## Directive
Copy all lines below exactly as written. Leave pictures out.

..........

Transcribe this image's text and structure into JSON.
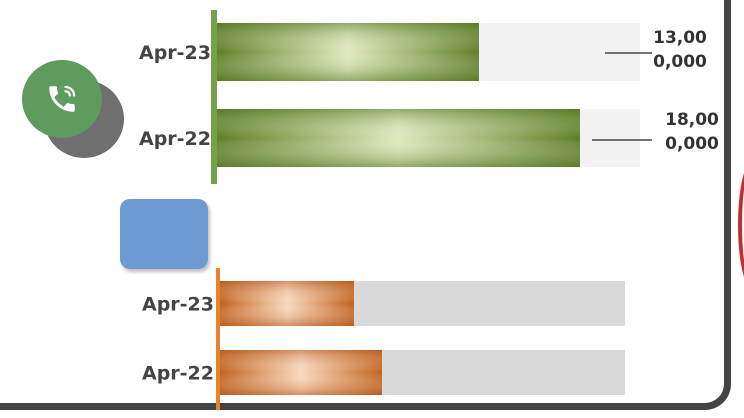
{
  "chart_data": [
    {
      "type": "bar",
      "orientation": "horizontal",
      "categories": [
        "Apr-23",
        "Apr-22"
      ],
      "values": [
        13000000,
        18000000
      ],
      "data_labels": [
        "13,00\n0,000",
        "18,00\n0,000"
      ],
      "colors": {
        "fill": "#6f8f2e",
        "fill_light": "#dbe6b9",
        "track": "#f2f2f2",
        "axis": "#77a04a"
      }
    },
    {
      "type": "bar",
      "orientation": "horizontal",
      "categories": [
        "Apr-23",
        "Apr-22"
      ],
      "values": [
        0.33,
        0.4
      ],
      "colors": {
        "fill": "#c86a22",
        "fill_light": "#f6d2b2",
        "track": "#d9d9d9",
        "axis": "#e8832a"
      }
    }
  ],
  "decor": {
    "phone_icon": "phone-icon",
    "phone_color": "#5f9a5f",
    "square_color": "#6d9ad3",
    "frame_color": "#444444",
    "arc_color": "#c0302b"
  }
}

..........

## Reply
Transcribe this image's text and structure into JSON.
{
  "chart_data": [
    {
      "type": "bar",
      "orientation": "horizontal",
      "categories": [
        "Apr-23",
        "Apr-22"
      ],
      "values": [
        13000000,
        18000000
      ],
      "data_labels": [
        "13,00\n0,000",
        "18,00\n0,000"
      ],
      "colors": {
        "fill": "#6f8f2e",
        "fill_light": "#dbe6b9",
        "track": "#f2f2f2",
        "axis": "#77a04a"
      }
    },
    {
      "type": "bar",
      "orientation": "horizontal",
      "categories": [
        "Apr-23",
        "Apr-22"
      ],
      "values": [
        0.33,
        0.4
      ],
      "colors": {
        "fill": "#c86a22",
        "fill_light": "#f6d2b2",
        "track": "#d9d9d9",
        "axis": "#e8832a"
      }
    }
  ],
  "decor": {
    "phone_icon": "phone-icon",
    "phone_color": "#5f9a5f",
    "square_color": "#6d9ad3",
    "frame_color": "#444444",
    "arc_color": "#c0302b"
  }
}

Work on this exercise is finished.